▸ Task to complete
Go through the listing and write out all of it exactly.

## begin Dataset excerpts

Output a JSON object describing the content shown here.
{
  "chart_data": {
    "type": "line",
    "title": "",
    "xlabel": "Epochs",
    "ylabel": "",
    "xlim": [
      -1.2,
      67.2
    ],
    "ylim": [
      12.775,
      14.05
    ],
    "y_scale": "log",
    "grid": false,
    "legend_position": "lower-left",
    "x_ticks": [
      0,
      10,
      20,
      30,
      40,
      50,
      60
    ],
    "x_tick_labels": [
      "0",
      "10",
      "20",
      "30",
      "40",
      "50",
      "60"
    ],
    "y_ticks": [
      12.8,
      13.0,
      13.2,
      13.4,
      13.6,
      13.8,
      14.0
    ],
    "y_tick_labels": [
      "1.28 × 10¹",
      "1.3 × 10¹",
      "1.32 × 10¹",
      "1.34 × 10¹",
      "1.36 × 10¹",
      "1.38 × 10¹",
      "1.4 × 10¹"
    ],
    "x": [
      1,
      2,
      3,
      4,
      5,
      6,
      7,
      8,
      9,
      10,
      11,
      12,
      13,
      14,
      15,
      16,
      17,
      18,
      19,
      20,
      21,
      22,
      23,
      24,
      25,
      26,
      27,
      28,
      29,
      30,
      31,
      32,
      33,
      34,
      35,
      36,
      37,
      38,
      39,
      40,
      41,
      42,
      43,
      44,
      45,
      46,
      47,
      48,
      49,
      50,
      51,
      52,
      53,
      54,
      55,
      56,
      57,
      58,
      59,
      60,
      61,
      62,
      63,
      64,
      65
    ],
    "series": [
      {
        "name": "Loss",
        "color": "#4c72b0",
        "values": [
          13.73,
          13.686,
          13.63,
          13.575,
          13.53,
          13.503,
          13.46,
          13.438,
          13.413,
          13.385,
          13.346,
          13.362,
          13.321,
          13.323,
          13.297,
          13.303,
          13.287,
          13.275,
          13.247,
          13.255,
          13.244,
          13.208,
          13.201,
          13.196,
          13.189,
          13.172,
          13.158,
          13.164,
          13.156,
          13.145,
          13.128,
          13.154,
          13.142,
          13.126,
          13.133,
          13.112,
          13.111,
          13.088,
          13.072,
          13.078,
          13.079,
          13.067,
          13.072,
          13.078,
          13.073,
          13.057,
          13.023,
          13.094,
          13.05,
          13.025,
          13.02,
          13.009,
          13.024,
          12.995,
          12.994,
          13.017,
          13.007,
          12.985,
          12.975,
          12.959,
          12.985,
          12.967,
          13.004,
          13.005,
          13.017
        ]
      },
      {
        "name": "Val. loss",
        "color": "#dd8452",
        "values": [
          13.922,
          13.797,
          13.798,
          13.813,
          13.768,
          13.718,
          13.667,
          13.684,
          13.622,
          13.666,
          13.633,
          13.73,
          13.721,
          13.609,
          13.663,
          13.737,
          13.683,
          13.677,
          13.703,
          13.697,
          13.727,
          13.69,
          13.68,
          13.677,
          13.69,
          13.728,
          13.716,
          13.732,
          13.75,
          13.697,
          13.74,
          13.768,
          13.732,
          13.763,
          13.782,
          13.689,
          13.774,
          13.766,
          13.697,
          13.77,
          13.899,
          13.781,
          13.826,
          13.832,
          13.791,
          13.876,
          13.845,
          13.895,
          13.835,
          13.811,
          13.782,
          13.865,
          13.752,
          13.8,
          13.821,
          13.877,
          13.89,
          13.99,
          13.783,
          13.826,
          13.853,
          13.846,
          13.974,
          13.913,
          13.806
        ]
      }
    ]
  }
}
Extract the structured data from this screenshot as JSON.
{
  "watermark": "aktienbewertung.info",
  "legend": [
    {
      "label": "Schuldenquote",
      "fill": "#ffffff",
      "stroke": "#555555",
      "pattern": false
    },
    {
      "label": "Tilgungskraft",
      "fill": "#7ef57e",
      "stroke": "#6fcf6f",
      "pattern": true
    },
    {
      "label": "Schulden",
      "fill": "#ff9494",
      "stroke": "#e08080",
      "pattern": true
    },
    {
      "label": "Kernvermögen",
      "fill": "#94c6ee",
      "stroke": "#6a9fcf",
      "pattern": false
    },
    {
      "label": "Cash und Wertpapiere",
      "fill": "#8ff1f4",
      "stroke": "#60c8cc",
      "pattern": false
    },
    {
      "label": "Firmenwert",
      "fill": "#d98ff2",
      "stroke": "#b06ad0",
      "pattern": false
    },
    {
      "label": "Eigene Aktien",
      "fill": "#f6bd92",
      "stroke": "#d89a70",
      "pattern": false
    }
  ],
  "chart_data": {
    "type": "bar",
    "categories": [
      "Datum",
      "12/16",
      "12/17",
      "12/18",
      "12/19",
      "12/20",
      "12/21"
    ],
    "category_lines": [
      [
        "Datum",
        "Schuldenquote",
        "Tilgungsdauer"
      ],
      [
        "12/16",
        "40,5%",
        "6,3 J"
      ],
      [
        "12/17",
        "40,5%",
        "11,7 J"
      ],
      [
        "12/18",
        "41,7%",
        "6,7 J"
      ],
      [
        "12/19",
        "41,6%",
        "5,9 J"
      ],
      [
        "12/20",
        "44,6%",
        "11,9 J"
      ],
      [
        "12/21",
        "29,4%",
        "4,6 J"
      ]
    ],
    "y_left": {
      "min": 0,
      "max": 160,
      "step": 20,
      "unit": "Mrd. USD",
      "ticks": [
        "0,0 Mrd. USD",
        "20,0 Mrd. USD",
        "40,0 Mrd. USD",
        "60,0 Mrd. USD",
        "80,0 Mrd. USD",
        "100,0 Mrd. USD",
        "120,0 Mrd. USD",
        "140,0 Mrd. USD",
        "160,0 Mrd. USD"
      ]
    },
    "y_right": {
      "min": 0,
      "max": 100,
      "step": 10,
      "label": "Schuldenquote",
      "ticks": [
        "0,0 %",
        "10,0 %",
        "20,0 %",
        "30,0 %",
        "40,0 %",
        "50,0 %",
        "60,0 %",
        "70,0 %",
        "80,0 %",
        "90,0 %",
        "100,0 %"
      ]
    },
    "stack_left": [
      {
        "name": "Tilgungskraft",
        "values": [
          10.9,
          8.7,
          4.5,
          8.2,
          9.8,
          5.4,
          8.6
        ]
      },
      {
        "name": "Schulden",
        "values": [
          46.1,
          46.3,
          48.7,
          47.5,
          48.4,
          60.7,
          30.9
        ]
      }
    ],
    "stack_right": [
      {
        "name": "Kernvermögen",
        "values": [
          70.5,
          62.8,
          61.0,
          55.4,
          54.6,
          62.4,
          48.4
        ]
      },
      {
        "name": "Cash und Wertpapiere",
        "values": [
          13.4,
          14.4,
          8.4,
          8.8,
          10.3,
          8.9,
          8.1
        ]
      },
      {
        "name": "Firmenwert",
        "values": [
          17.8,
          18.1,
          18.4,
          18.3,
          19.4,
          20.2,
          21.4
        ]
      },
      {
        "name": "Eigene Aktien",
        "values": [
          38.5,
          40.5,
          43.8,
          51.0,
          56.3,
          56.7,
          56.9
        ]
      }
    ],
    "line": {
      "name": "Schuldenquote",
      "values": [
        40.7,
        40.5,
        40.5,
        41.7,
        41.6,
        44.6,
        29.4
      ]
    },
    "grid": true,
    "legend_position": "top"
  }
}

## end Dataset excerpts

▸ Reply
Output a JSON object describing the content shown here.
{
  "chart_data": {
    "type": "line",
    "title": "",
    "xlabel": "Epochs",
    "ylabel": "",
    "xlim": [
      -1.2,
      67.2
    ],
    "ylim": [
      12.775,
      14.05
    ],
    "y_scale": "log",
    "grid": false,
    "legend_position": "lower-left",
    "x_ticks": [
      0,
      10,
      20,
      30,
      40,
      50,
      60
    ],
    "x_tick_labels": [
      "0",
      "10",
      "20",
      "30",
      "40",
      "50",
      "60"
    ],
    "y_ticks": [
      12.8,
      13.0,
      13.2,
      13.4,
      13.6,
      13.8,
      14.0
    ],
    "y_tick_labels": [
      "1.28 × 10¹",
      "1.3 × 10¹",
      "1.32 × 10¹",
      "1.34 × 10¹",
      "1.36 × 10¹",
      "1.38 × 10¹",
      "1.4 × 10¹"
    ],
    "x": [
      1,
      2,
      3,
      4,
      5,
      6,
      7,
      8,
      9,
      10,
      11,
      12,
      13,
      14,
      15,
      16,
      17,
      18,
      19,
      20,
      21,
      22,
      23,
      24,
      25,
      26,
      27,
      28,
      29,
      30,
      31,
      32,
      33,
      34,
      35,
      36,
      37,
      38,
      39,
      40,
      41,
      42,
      43,
      44,
      45,
      46,
      47,
      48,
      49,
      50,
      51,
      52,
      53,
      54,
      55,
      56,
      57,
      58,
      59,
      60,
      61,
      62,
      63,
      64,
      65
    ],
    "series": [
      {
        "name": "Loss",
        "color": "#4c72b0",
        "values": [
          13.73,
          13.686,
          13.63,
          13.575,
          13.53,
          13.503,
          13.46,
          13.438,
          13.413,
          13.385,
          13.346,
          13.362,
          13.321,
          13.323,
          13.297,
          13.303,
          13.287,
          13.275,
          13.247,
          13.255,
          13.244,
          13.208,
          13.201,
          13.196,
          13.189,
          13.172,
          13.158,
          13.164,
          13.156,
          13.145,
          13.128,
          13.154,
          13.142,
          13.126,
          13.133,
          13.112,
          13.111,
          13.088,
          13.072,
          13.078,
          13.079,
          13.067,
          13.072,
          13.078,
          13.073,
          13.057,
          13.023,
          13.094,
          13.05,
          13.025,
          13.02,
          13.009,
          13.024,
          12.995,
          12.994,
          13.017,
          13.007,
          12.985,
          12.975,
          12.959,
          12.985,
          12.967,
          13.004,
          13.005,
          13.017
        ]
      },
      {
        "name": "Val. loss",
        "color": "#dd8452",
        "values": [
          13.922,
          13.797,
          13.798,
          13.813,
          13.768,
          13.718,
          13.667,
          13.684,
          13.622,
          13.666,
          13.633,
          13.73,
          13.721,
          13.609,
          13.663,
          13.737,
          13.683,
          13.677,
          13.703,
          13.697,
          13.727,
          13.69,
          13.68,
          13.677,
          13.69,
          13.728,
          13.716,
          13.732,
          13.75,
          13.697,
          13.74,
          13.768,
          13.732,
          13.763,
          13.782,
          13.689,
          13.774,
          13.766,
          13.697,
          13.77,
          13.899,
          13.781,
          13.826,
          13.832,
          13.791,
          13.876,
          13.845,
          13.895,
          13.835,
          13.811,
          13.782,
          13.865,
          13.752,
          13.8,
          13.821,
          13.877,
          13.89,
          13.99,
          13.783,
          13.826,
          13.853,
          13.846,
          13.974,
          13.913,
          13.806
        ]
      }
    ]
  }
}
Extract the structured data from this screenshot as JSON.
{
  "watermark": "aktienbewertung.info",
  "legend": [
    {
      "label": "Schuldenquote",
      "fill": "#ffffff",
      "stroke": "#555555",
      "pattern": false
    },
    {
      "label": "Tilgungskraft",
      "fill": "#7ef57e",
      "stroke": "#6fcf6f",
      "pattern": true
    },
    {
      "label": "Schulden",
      "fill": "#ff9494",
      "stroke": "#e08080",
      "pattern": true
    },
    {
      "label": "Kernvermögen",
      "fill": "#94c6ee",
      "stroke": "#6a9fcf",
      "pattern": false
    },
    {
      "label": "Cash und Wertpapiere",
      "fill": "#8ff1f4",
      "stroke": "#60c8cc",
      "pattern": false
    },
    {
      "label": "Firmenwert",
      "fill": "#d98ff2",
      "stroke": "#b06ad0",
      "pattern": false
    },
    {
      "label": "Eigene Aktien",
      "fill": "#f6bd92",
      "stroke": "#d89a70",
      "pattern": false
    }
  ],
  "chart_data": {
    "type": "bar",
    "categories": [
      "Datum",
      "12/16",
      "12/17",
      "12/18",
      "12/19",
      "12/20",
      "12/21"
    ],
    "category_lines": [
      [
        "Datum",
        "Schuldenquote",
        "Tilgungsdauer"
      ],
      [
        "12/16",
        "40,5%",
        "6,3 J"
      ],
      [
        "12/17",
        "40,5%",
        "11,7 J"
      ],
      [
        "12/18",
        "41,7%",
        "6,7 J"
      ],
      [
        "12/19",
        "41,6%",
        "5,9 J"
      ],
      [
        "12/20",
        "44,6%",
        "11,9 J"
      ],
      [
        "12/21",
        "29,4%",
        "4,6 J"
      ]
    ],
    "y_left": {
      "min": 0,
      "max": 160,
      "step": 20,
      "unit": "Mrd. USD",
      "ticks": [
        "0,0 Mrd. USD",
        "20,0 Mrd. USD",
        "40,0 Mrd. USD",
        "60,0 Mrd. USD",
        "80,0 Mrd. USD",
        "100,0 Mrd. USD",
        "120,0 Mrd. USD",
        "140,0 Mrd. USD",
        "160,0 Mrd. USD"
      ]
    },
    "y_right": {
      "min": 0,
      "max": 100,
      "step": 10,
      "label": "Schuldenquote",
      "ticks": [
        "0,0 %",
        "10,0 %",
        "20,0 %",
        "30,0 %",
        "40,0 %",
        "50,0 %",
        "60,0 %",
        "70,0 %",
        "80,0 %",
        "90,0 %",
        "100,0 %"
      ]
    },
    "stack_left": [
      {
        "name": "Tilgungskraft",
        "values": [
          10.9,
          8.7,
          4.5,
          8.2,
          9.8,
          5.4,
          8.6
        ]
      },
      {
        "name": "Schulden",
        "values": [
          46.1,
          46.3,
          48.7,
          47.5,
          48.4,
          60.7,
          30.9
        ]
      }
    ],
    "stack_right": [
      {
        "name": "Kernvermögen",
        "values": [
          70.5,
          62.8,
          61.0,
          55.4,
          54.6,
          62.4,
          48.4
        ]
      },
      {
        "name": "Cash und Wertpapiere",
        "values": [
          13.4,
          14.4,
          8.4,
          8.8,
          10.3,
          8.9,
          8.1
        ]
      },
      {
        "name": "Firmenwert",
        "values": [
          17.8,
          18.1,
          18.4,
          18.3,
          19.4,
          20.2,
          21.4
        ]
      },
      {
        "name": "Eigene Aktien",
        "values": [
          38.5,
          40.5,
          43.8,
          51.0,
          56.3,
          56.7,
          56.9
        ]
      }
    ],
    "line": {
      "name": "Schuldenquote",
      "values": [
        40.7,
        40.5,
        40.5,
        41.7,
        41.6,
        44.6,
        29.4
      ]
    },
    "grid": true,
    "legend_position": "top"
  }
}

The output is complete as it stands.